» PROBLEM REQUIREMENTS: Copy each line in which the string "Game" occurs.
━━━ PROVIDED DATA ━━━
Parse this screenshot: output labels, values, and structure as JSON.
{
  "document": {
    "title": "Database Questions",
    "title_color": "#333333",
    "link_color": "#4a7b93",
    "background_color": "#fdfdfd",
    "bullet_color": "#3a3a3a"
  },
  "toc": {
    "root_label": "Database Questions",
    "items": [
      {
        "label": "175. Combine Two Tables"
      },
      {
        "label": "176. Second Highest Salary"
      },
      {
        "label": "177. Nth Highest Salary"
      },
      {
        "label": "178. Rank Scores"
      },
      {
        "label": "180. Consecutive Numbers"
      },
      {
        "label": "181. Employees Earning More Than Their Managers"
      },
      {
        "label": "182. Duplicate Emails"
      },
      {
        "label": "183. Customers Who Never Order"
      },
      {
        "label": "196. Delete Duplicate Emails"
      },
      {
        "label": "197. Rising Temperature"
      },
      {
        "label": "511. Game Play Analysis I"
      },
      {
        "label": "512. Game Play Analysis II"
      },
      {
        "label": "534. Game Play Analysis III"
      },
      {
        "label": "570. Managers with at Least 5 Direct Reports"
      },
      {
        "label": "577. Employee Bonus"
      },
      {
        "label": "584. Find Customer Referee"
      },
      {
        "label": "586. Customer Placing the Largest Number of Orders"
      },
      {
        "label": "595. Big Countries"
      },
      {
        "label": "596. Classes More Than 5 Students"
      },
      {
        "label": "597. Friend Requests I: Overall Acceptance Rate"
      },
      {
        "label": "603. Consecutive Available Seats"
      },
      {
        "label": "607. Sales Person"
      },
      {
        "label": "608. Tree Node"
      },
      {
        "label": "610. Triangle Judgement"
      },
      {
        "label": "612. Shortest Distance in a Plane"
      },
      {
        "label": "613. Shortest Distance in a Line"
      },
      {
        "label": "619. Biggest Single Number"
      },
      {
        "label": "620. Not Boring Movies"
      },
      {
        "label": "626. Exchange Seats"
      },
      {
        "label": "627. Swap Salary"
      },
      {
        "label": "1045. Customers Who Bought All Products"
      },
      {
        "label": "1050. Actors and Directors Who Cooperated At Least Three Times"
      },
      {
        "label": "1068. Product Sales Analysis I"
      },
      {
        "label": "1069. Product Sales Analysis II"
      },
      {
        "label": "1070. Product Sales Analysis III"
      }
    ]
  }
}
━━━
» RESPONSE TO THE EXERCISE:
        "label": "511. Game Play Analysis I"
        "label": "512. Game Play Analysis II"
        "label": "534. Game Play Analysis III"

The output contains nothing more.